MATERIAL PROVIDED
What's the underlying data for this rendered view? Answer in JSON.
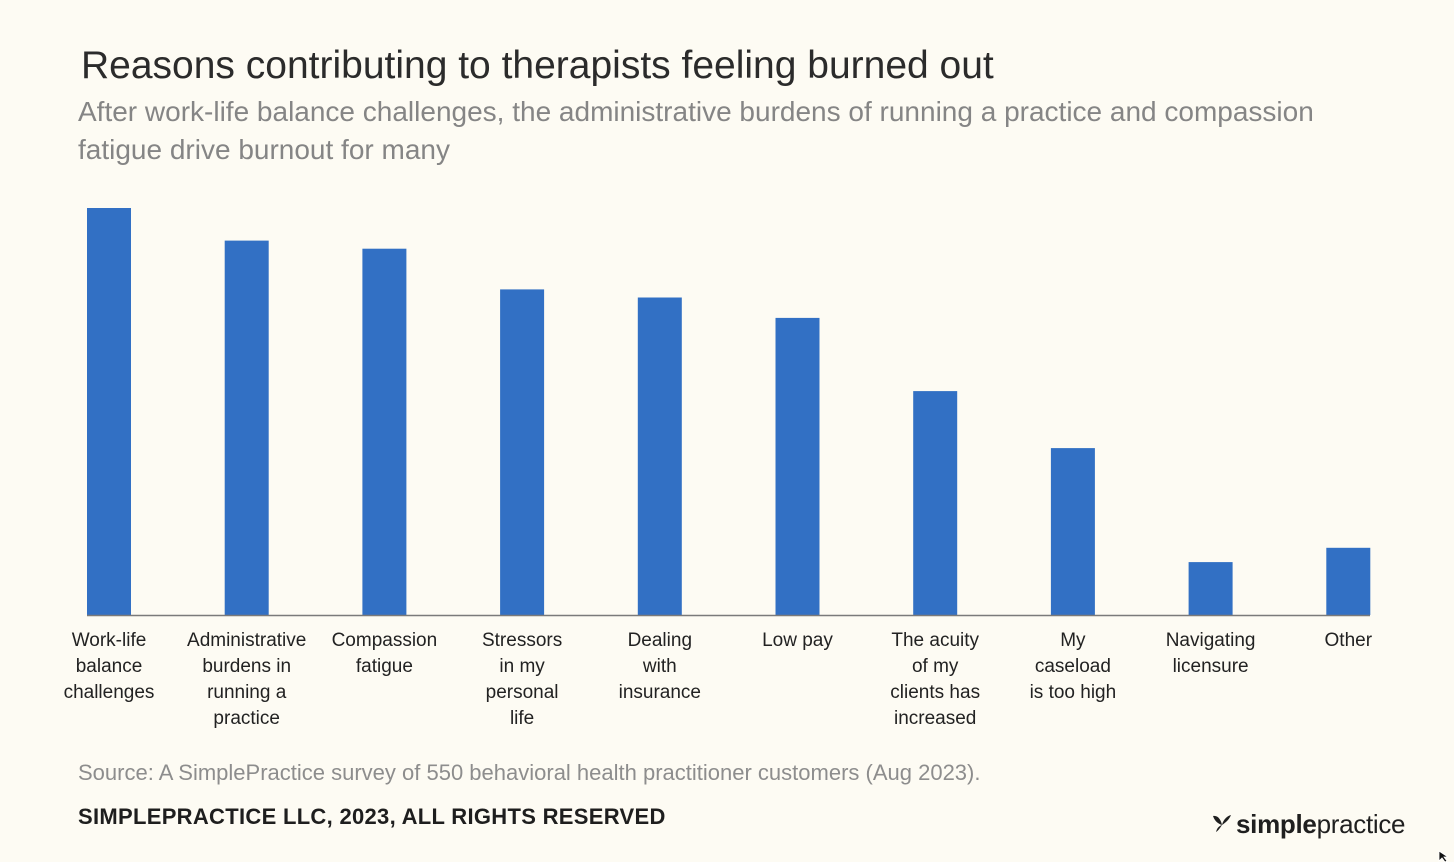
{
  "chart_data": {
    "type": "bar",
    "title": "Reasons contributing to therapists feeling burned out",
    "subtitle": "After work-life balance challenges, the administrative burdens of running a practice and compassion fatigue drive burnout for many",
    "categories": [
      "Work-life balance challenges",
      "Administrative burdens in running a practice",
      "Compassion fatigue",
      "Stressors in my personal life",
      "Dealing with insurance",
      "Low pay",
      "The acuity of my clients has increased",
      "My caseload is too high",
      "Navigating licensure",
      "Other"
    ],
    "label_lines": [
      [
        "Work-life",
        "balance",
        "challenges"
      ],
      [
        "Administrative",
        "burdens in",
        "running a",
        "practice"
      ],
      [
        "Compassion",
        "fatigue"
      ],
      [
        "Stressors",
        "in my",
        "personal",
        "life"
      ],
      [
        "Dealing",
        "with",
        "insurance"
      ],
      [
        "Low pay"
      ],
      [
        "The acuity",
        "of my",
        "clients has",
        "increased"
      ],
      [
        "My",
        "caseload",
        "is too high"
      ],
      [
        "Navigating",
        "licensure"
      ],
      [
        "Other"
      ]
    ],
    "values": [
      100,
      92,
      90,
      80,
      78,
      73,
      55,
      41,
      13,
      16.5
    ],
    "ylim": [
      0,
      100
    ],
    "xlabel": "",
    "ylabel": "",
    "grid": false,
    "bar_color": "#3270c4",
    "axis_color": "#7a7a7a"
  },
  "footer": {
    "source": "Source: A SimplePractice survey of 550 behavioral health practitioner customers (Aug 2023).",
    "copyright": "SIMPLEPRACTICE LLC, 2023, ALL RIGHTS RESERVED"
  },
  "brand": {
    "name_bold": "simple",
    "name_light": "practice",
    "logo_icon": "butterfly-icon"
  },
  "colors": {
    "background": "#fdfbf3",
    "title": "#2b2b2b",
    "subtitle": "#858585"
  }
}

* * *

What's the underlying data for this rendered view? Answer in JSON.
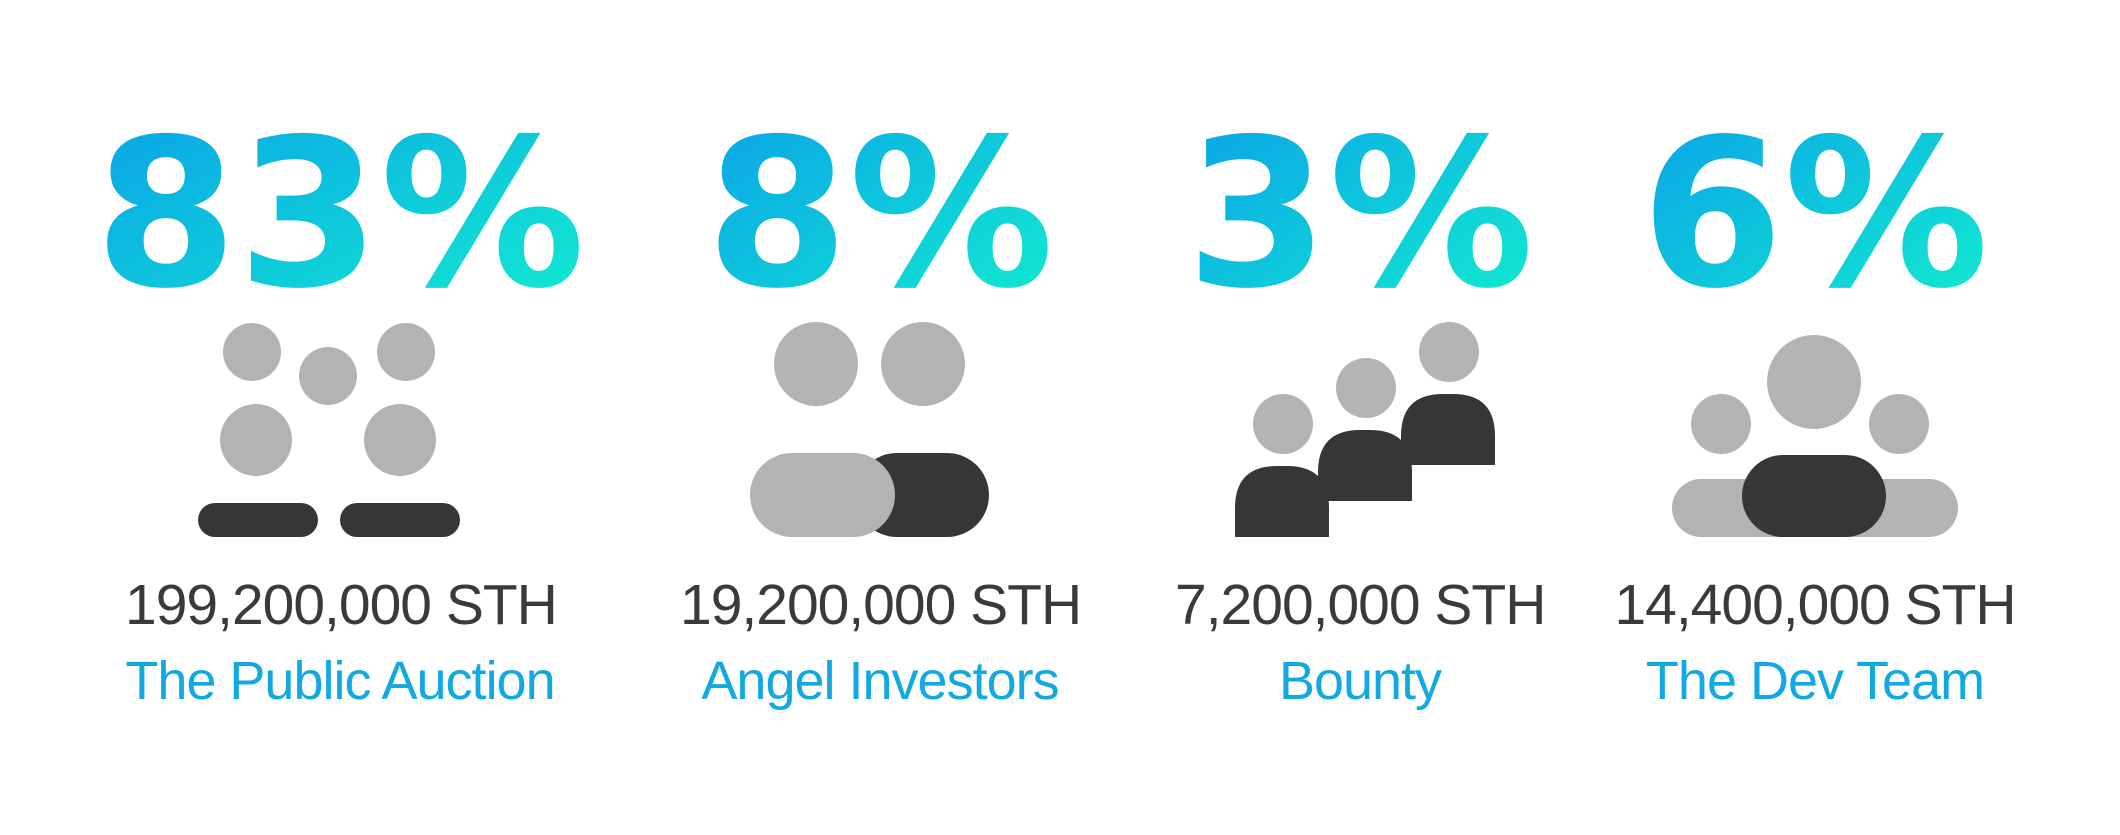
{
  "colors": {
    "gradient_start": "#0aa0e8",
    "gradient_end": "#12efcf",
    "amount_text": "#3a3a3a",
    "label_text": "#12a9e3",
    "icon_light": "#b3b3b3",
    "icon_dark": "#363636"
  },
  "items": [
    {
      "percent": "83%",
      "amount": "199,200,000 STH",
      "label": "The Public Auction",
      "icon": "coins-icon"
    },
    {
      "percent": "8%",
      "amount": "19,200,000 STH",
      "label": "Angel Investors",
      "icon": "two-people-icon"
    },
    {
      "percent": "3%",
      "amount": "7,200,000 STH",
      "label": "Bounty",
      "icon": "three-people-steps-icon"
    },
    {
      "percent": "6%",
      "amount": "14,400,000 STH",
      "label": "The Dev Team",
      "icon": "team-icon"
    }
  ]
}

WHAT THE TASK ASKS
For the listing above, give the number of lines in which the string "personal" occurs, and nothing else.

COMPLETE OUTPUT
2